REQUIREMENT
Type out the complete listing below word for word, without its pictures.

SUPPLIED DATA
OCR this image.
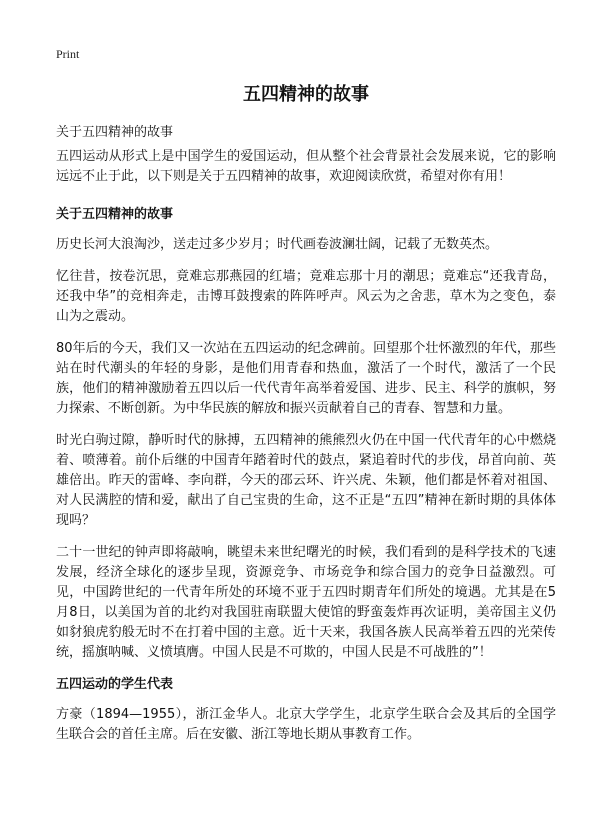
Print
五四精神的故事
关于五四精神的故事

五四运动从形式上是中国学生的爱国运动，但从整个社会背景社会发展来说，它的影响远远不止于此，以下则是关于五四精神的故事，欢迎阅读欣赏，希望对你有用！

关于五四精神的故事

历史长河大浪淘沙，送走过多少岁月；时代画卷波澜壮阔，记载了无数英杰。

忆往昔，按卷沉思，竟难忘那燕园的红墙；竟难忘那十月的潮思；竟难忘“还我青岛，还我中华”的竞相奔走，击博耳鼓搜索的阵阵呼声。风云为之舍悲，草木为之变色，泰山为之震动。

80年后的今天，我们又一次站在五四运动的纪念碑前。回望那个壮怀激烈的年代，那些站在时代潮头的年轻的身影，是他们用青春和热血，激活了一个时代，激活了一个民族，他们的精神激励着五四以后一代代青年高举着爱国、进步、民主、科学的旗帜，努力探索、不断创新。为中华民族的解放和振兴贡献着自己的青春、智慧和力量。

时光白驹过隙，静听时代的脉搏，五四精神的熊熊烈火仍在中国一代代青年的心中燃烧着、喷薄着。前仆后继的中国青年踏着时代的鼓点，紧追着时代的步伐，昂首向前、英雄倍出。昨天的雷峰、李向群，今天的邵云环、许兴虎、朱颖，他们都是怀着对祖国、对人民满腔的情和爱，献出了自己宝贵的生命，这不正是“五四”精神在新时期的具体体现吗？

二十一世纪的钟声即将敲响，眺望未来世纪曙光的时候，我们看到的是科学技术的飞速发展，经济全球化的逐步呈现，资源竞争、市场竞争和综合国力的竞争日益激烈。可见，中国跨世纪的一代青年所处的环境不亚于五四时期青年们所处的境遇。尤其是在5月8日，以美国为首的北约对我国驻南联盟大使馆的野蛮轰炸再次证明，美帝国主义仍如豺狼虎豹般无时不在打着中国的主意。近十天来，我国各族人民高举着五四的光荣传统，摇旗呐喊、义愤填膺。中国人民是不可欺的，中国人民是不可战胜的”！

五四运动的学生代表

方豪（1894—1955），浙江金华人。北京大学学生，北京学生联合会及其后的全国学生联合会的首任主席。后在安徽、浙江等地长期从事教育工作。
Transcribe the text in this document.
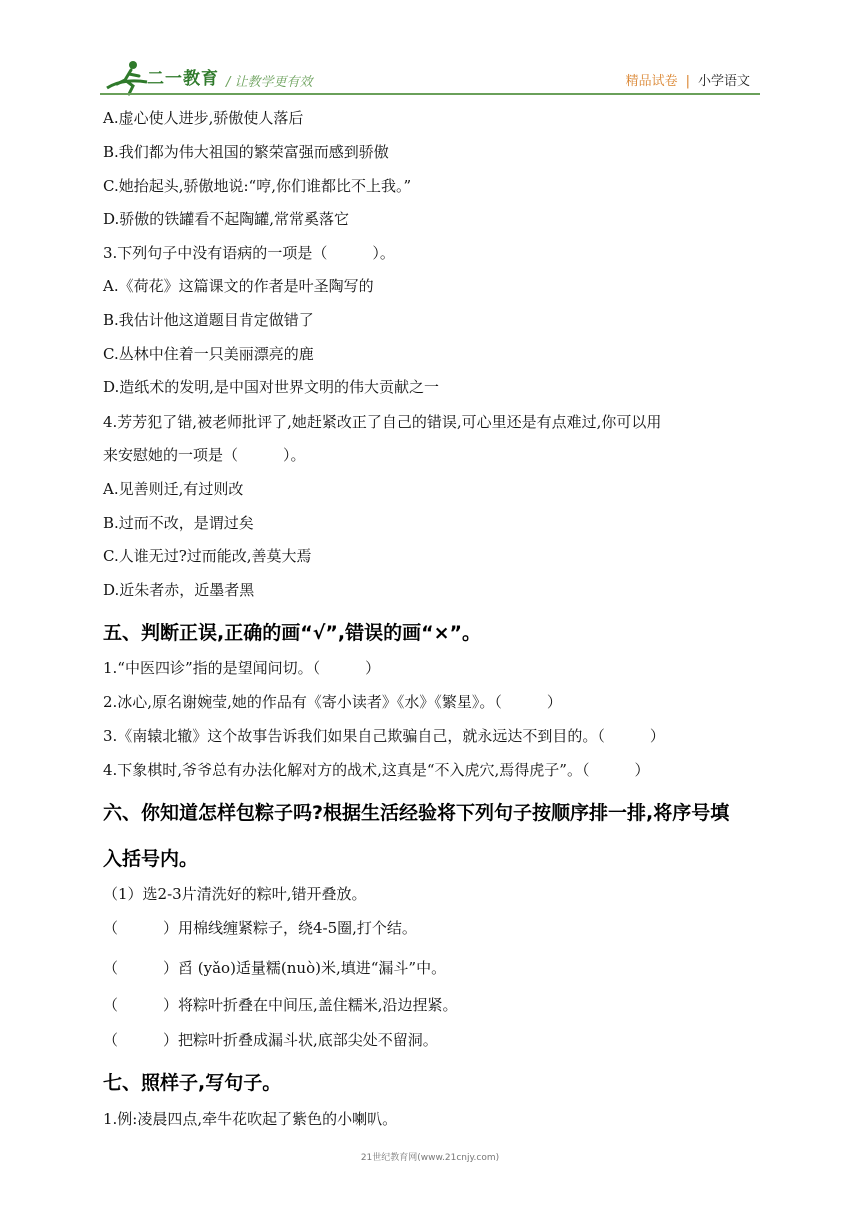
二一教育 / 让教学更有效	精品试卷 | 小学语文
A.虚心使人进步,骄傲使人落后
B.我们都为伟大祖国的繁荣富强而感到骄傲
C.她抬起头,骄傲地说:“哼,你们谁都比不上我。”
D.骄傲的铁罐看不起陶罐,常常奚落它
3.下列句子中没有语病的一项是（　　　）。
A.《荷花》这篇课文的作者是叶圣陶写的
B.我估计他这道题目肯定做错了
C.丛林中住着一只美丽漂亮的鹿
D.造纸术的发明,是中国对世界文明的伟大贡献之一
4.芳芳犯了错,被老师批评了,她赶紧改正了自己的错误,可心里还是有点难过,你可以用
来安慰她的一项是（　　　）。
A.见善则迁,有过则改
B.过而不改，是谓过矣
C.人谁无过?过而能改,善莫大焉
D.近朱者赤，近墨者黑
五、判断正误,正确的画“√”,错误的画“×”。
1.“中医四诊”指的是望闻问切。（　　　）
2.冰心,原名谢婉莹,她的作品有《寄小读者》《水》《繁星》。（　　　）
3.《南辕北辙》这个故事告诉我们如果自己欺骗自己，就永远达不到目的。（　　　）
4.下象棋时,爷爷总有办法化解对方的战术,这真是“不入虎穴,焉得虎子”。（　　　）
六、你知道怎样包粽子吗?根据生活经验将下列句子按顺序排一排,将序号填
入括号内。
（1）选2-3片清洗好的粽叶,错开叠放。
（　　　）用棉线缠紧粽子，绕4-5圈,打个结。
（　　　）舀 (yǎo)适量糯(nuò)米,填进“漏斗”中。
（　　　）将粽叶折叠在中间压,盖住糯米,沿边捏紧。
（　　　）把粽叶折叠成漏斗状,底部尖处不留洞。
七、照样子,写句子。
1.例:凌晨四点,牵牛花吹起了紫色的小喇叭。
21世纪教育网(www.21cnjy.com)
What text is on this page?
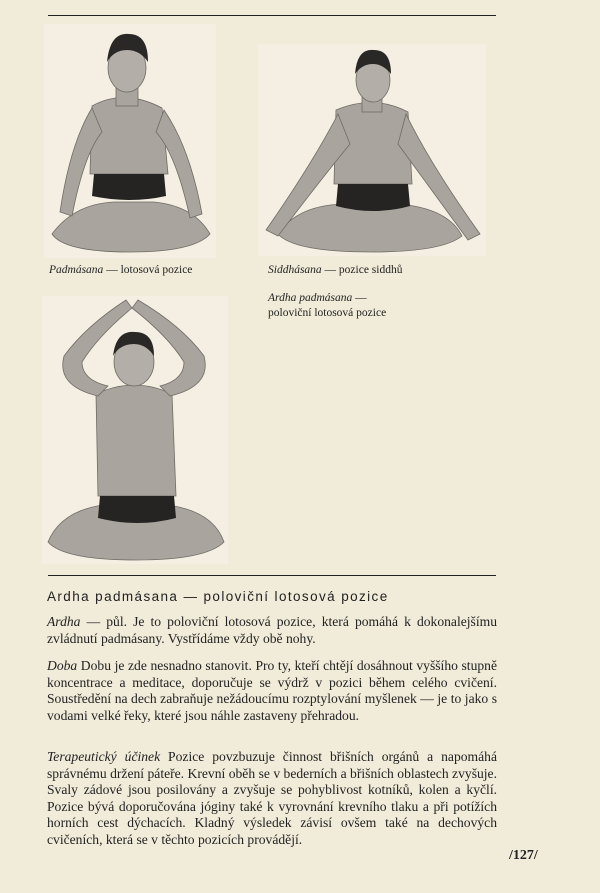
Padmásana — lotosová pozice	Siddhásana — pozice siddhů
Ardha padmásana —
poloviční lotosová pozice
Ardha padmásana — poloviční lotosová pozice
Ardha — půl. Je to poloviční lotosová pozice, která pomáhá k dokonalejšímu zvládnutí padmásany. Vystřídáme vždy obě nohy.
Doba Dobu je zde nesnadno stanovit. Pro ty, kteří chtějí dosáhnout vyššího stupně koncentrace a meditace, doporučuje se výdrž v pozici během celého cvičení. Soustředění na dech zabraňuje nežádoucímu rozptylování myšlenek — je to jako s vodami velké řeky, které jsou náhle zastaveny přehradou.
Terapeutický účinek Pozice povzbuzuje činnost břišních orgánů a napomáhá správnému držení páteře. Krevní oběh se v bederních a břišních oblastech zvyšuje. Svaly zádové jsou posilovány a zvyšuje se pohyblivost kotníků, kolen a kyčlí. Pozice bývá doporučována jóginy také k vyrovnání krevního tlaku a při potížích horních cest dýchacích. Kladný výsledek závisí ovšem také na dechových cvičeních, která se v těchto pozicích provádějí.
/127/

ANSWER FOR THIS EXERCISE
OCR this image.
Print
五四精神的故事
关于五四精神的故事

五四运动从形式上是中国学生的爱国运动，但从整个社会背景社会发展来说，它的影响远远不止于此，以下则是关于五四精神的故事，欢迎阅读欣赏，希望对你有用！

关于五四精神的故事

历史长河大浪淘沙，送走过多少岁月；时代画卷波澜壮阔，记载了无数英杰。

忆往昔，按卷沉思，竟难忘那燕园的红墙；竟难忘那十月的潮思；竟难忘“还我青岛，还我中华”的竞相奔走，击博耳鼓搜索的阵阵呼声。风云为之舍悲，草木为之变色，泰山为之震动。

80年后的今天，我们又一次站在五四运动的纪念碑前。回望那个壮怀激烈的年代，那些站在时代潮头的年轻的身影，是他们用青春和热血，激活了一个时代，激活了一个民族，他们的精神激励着五四以后一代代青年高举着爱国、进步、民主、科学的旗帜，努力探索、不断创新。为中华民族的解放和振兴贡献着自己的青春、智慧和力量。

时光白驹过隙，静听时代的脉搏，五四精神的熊熊烈火仍在中国一代代青年的心中燃烧着、喷薄着。前仆后继的中国青年踏着时代的鼓点，紧追着时代的步伐，昂首向前、英雄倍出。昨天的雷峰、李向群，今天的邵云环、许兴虎、朱颖，他们都是怀着对祖国、对人民满腔的情和爱，献出了自己宝贵的生命，这不正是“五四”精神在新时期的具体体现吗？

二十一世纪的钟声即将敲响，眺望未来世纪曙光的时候，我们看到的是科学技术的飞速发展，经济全球化的逐步呈现，资源竞争、市场竞争和综合国力的竞争日益激烈。可见，中国跨世纪的一代青年所处的环境不亚于五四时期青年们所处的境遇。尤其是在5月8日，以美国为首的北约对我国驻南联盟大使馆的野蛮轰炸再次证明，美帝国主义仍如豺狼虎豹般无时不在打着中国的主意。近十天来，我国各族人民高举着五四的光荣传统，摇旗呐喊、义愤填膺。中国人民是不可欺的，中国人民是不可战胜的”！

五四运动的学生代表

方豪（1894—1955），浙江金华人。北京大学学生，北京学生联合会及其后的全国学生联合会的首任主席。后在安徽、浙江等地长期从事教育工作。
Transcribe the text in this document.
二一教育 / 让教学更有效	精品试卷 | 小学语文
A.虚心使人进步,骄傲使人落后
B.我们都为伟大祖国的繁荣富强而感到骄傲
C.她抬起头,骄傲地说:“哼,你们谁都比不上我。”
D.骄傲的铁罐看不起陶罐,常常奚落它
3.下列句子中没有语病的一项是（　　　）。
A.《荷花》这篇课文的作者是叶圣陶写的
B.我估计他这道题目肯定做错了
C.丛林中住着一只美丽漂亮的鹿
D.造纸术的发明,是中国对世界文明的伟大贡献之一
4.芳芳犯了错,被老师批评了,她赶紧改正了自己的错误,可心里还是有点难过,你可以用
来安慰她的一项是（　　　）。
A.见善则迁,有过则改
B.过而不改，是谓过矣
C.人谁无过?过而能改,善莫大焉
D.近朱者赤，近墨者黑
五、判断正误,正确的画“√”,错误的画“×”。
1.“中医四诊”指的是望闻问切。（　　　）
2.冰心,原名谢婉莹,她的作品有《寄小读者》《水》《繁星》。（　　　）
3.《南辕北辙》这个故事告诉我们如果自己欺骗自己，就永远达不到目的。（　　　）
4.下象棋时,爷爷总有办法化解对方的战术,这真是“不入虎穴,焉得虎子”。（　　　）
六、你知道怎样包粽子吗?根据生活经验将下列句子按顺序排一排,将序号填
入括号内。
（1）选2-3片清洗好的粽叶,错开叠放。
（　　　）用棉线缠紧粽子，绕4-5圈,打个结。
（　　　）舀 (yǎo)适量糯(nuò)米,填进“漏斗”中。
（　　　）将粽叶折叠在中间压,盖住糯米,沿边捏紧。
（　　　）把粽叶折叠成漏斗状,底部尖处不留洞。
七、照样子,写句子。
1.例:凌晨四点,牵牛花吹起了紫色的小喇叭。
21世纪教育网(www.21cnjy.com)
What text is on this page?
Padmásana — lotosová pozice	Siddhásana — pozice siddhů
Ardha padmásana —
poloviční lotosová pozice
Ardha padmásana — poloviční lotosová pozice
Ardha — půl. Je to poloviční lotosová pozice, která pomáhá k dokonalejšímu zvládnutí padmásany. Vystřídáme vždy obě nohy.
Doba Dobu je zde nesnadno stanovit. Pro ty, kteří chtějí dosáhnout vyššího stupně koncentrace a meditace, doporučuje se výdrž v pozici během celého cvičení. Soustředění na dech zabraňuje nežádoucímu rozptylování myšlenek — je to jako s vodami velké řeky, které jsou náhle zastaveny přehradou.
Terapeutický účinek Pozice povzbuzuje činnost břišních orgánů a napomáhá správnému držení páteře. Krevní oběh se v bederních a břišních oblastech zvyšuje. Svaly zádové jsou posilovány a zvyšuje se pohyblivost kotníků, kolen a kyčlí. Pozice bývá doporučována jóginy také k vyrovnání krevního tlaku a při potížích horních cest dýchacích. Kladný výsledek závisí ovšem také na dechových cvičeních, která se v těchto pozicích provádějí.
/127/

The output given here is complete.